TEXT SECTION:
start

About

Quantitative Descriptive Analytics aims to gather an in-depth understanding of the underlying reasons and motivations for an event or observation. It is typically represented with visuals or charts.

Qualitative Descriptive Analytics focuses on investigating a phenomenon via statistical, mathematical, and computationaly techniques. It aims to quantify an event with metrics and numbers.

In this lab, we will explore the marketing data set and understand it better through simple statistics.

Setup

Make sure to download the folder titled ‘bsad_lab03’ zip folder and extract the folder to unzip it. Next, we must set this folder as the working directory. The way to do this is to open R Studio, go to ‘Session’, scroll down to ‘Set Working Directory’, and click ‘To Source File Location’. Now, follow the directions to complete the lab.

end

STATED TASK A:
Answer these from the lab introduction:
(i) Which data set does the lab explore?
(ii) What is the name of the folder to be downloaded?
(iii) Under which R Studio menu is 'Set Working Directory' found?
STATED TASK B:
Reproduce the stretch of the lab introduction from "Quantitative Descriptive Analytics" through "complete the lab." word for word.

EXTRACTED INFORMATION:
start

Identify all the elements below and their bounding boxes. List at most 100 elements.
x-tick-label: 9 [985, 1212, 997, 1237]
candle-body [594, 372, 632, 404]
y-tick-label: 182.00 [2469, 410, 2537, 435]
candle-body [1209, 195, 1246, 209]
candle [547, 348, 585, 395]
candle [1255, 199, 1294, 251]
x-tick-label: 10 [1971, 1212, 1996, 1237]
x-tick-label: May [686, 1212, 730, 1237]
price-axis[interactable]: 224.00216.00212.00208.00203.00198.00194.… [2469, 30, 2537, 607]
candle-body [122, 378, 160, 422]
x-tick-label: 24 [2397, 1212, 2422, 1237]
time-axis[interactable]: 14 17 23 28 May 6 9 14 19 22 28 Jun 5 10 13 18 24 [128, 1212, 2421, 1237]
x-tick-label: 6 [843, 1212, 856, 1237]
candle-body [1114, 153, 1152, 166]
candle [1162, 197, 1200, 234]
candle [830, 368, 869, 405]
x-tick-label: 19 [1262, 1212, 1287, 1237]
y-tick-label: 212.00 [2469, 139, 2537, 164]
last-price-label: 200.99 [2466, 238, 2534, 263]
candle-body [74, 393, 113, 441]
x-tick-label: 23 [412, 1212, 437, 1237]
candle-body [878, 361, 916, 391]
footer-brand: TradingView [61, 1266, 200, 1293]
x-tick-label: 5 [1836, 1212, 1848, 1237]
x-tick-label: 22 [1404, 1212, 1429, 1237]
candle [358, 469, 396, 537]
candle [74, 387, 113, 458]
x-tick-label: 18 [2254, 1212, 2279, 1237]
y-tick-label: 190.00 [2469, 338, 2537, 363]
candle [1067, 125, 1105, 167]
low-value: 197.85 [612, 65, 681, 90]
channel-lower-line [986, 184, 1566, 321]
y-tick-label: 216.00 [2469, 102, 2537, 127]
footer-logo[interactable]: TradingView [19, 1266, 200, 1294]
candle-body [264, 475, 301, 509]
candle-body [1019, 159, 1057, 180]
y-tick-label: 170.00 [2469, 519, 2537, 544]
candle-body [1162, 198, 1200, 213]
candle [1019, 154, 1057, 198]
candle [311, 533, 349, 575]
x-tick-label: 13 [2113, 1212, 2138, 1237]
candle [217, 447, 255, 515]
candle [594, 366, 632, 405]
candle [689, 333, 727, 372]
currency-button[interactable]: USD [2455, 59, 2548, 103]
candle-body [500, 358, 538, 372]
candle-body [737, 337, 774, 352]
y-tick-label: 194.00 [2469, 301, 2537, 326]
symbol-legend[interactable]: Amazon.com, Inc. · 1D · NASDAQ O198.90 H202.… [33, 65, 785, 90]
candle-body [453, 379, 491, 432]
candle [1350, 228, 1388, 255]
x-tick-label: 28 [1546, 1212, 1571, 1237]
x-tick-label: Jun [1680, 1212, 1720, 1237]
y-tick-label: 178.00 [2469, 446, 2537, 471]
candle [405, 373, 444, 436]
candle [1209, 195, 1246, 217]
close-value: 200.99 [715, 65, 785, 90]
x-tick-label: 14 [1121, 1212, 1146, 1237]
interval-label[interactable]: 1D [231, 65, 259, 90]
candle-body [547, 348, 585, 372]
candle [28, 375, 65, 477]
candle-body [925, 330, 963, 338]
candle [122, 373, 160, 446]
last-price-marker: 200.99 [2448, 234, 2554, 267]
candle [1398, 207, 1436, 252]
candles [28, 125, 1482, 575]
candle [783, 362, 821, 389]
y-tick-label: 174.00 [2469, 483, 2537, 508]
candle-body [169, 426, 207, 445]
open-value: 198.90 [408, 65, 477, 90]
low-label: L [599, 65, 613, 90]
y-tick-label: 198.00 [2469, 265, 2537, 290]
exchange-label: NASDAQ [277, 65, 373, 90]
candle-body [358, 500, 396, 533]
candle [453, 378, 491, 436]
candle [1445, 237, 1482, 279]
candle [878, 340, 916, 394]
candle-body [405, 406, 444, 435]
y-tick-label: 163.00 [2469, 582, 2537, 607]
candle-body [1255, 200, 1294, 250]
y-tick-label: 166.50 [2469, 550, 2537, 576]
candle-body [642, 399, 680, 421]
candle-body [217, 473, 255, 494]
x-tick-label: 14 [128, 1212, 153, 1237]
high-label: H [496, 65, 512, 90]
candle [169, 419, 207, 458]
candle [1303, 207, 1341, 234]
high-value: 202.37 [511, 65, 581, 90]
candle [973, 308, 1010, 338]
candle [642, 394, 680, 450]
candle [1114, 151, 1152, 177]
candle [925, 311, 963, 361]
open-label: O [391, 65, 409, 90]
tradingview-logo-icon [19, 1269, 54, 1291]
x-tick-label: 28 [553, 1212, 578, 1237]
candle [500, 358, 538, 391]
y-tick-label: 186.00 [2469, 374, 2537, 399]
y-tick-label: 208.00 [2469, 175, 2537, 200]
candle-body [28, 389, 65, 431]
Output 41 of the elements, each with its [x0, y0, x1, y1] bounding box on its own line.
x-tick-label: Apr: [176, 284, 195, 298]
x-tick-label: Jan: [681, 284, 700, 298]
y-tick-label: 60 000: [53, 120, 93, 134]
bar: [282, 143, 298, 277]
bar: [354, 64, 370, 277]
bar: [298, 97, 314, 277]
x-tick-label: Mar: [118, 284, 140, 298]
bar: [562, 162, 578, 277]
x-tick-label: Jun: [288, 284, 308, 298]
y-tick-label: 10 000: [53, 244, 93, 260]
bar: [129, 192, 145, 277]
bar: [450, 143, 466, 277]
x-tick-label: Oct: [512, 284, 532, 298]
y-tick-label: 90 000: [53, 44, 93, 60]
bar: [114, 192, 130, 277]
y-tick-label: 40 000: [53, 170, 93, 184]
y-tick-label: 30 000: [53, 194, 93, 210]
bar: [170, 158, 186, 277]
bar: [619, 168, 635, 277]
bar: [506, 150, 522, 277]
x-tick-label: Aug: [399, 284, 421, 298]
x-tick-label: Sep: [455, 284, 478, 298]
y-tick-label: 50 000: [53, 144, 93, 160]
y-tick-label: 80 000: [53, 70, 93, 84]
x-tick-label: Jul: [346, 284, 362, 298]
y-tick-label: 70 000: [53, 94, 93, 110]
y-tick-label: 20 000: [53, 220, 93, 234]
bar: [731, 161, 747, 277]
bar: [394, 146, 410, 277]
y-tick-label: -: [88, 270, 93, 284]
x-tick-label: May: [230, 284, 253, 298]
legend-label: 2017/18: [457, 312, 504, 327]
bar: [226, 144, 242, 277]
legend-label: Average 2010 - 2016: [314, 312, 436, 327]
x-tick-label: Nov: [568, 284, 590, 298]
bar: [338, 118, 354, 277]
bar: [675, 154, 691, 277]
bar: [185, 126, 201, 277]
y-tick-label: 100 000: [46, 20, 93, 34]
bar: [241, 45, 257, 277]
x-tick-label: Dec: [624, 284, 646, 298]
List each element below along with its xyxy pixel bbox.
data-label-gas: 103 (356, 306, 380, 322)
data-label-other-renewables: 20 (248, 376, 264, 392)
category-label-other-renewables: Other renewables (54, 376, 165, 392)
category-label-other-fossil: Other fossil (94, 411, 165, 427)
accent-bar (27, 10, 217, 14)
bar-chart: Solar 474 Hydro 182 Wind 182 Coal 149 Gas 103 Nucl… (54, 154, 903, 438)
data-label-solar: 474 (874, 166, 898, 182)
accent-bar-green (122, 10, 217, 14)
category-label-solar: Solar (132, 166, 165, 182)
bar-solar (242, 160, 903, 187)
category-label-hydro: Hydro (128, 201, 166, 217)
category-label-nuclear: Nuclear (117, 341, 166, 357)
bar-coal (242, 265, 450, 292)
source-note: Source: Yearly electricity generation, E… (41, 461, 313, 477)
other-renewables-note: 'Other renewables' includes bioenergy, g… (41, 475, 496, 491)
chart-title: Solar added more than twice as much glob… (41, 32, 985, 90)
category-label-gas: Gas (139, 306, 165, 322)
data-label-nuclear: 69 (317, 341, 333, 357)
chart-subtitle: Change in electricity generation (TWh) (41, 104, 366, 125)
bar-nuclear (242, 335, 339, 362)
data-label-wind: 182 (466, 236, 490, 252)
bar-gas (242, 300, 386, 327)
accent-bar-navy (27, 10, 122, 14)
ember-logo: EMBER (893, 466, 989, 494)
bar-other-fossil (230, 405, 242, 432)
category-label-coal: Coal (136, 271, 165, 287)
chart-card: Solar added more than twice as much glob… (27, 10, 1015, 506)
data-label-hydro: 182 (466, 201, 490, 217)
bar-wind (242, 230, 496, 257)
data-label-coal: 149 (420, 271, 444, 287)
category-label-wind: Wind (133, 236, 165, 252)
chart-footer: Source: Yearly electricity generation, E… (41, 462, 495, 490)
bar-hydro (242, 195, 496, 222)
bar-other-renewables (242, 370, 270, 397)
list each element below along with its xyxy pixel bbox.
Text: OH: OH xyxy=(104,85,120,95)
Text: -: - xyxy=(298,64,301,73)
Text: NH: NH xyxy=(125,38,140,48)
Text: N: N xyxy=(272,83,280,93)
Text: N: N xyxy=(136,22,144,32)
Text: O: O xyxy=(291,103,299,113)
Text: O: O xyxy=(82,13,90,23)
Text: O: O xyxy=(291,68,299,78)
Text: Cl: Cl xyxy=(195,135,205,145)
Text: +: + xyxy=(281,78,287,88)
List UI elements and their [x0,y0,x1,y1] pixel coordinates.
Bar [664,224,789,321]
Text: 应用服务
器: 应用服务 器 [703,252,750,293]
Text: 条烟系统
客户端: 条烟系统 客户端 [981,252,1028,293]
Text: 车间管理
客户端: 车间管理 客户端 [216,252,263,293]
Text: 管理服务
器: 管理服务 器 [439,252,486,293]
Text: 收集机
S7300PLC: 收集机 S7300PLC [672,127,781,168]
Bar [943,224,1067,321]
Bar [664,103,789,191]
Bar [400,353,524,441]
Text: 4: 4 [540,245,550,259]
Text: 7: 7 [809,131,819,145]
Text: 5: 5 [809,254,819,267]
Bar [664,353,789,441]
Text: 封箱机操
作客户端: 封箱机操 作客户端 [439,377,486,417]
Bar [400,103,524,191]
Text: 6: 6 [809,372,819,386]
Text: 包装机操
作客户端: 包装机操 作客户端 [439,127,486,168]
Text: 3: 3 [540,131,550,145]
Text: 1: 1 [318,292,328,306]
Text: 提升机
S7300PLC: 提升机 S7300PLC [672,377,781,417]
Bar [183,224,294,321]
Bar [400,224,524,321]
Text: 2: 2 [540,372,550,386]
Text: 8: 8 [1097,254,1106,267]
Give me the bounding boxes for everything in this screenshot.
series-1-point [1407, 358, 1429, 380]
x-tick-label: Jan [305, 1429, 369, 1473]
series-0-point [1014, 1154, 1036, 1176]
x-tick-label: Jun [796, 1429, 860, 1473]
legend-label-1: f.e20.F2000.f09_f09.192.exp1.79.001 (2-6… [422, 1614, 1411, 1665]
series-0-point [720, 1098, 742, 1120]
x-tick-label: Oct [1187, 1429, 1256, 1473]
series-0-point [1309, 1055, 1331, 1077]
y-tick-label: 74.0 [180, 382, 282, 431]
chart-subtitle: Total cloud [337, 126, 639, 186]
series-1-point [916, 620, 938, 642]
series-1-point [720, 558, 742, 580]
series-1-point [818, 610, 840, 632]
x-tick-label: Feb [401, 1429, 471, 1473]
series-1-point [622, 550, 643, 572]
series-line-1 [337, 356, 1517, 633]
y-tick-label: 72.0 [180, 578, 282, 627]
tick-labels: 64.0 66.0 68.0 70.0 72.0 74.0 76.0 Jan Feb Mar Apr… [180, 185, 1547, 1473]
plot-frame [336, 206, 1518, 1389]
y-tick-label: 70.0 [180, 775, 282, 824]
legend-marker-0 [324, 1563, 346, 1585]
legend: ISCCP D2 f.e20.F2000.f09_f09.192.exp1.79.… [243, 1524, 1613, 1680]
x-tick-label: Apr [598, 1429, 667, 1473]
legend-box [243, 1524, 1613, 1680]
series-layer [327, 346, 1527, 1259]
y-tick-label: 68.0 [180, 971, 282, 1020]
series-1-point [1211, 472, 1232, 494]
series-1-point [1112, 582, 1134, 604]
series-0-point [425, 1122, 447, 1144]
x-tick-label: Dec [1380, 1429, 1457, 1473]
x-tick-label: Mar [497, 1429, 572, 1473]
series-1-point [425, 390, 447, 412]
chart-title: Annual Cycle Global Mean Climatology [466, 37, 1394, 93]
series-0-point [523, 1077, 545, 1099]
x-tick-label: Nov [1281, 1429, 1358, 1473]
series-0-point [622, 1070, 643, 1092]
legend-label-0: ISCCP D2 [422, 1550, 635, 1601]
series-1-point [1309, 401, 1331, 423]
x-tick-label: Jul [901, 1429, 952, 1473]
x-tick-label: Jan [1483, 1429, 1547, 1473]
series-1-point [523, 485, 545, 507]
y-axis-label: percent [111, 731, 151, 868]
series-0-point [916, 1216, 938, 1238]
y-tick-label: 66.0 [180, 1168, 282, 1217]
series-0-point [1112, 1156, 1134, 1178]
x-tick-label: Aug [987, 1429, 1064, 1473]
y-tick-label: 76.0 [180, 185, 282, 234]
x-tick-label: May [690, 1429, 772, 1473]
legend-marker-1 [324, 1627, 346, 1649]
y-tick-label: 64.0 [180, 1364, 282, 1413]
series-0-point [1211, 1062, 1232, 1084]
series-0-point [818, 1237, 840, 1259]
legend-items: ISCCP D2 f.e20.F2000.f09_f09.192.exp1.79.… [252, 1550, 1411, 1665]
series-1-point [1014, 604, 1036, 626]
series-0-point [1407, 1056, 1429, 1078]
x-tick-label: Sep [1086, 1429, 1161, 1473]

end

FULL RESPONSE A:
(i) The marketing data set.
(ii) 'bsad_lab03'.
(iii) 'Session'.

FULL RESPONSE B:
Quantitative Descriptive Analytics aims to gather an in-depth understanding of the underlying reasons and motivations for an event or observation. It is typically represented with visuals or charts.

Qualitative Descriptive Analytics focuses on investigating a phenomenon via statistical, mathematical, and computationaly techniques. It aims to quantify an event with metrics and numbers.

In this lab, we will explore the marketing data set and understand it better through simple statistics.

Setup

Make sure to download the folder titled ‘bsad_lab03’ zip folder and extract the folder to unzip it. Next, we must set this folder as the working directory. The way to do this is to open R Studio, go to ‘Session’, scroll down to ‘Set Working Directory’, and click ‘To Source File Location’. Now, follow the directions to complete the lab.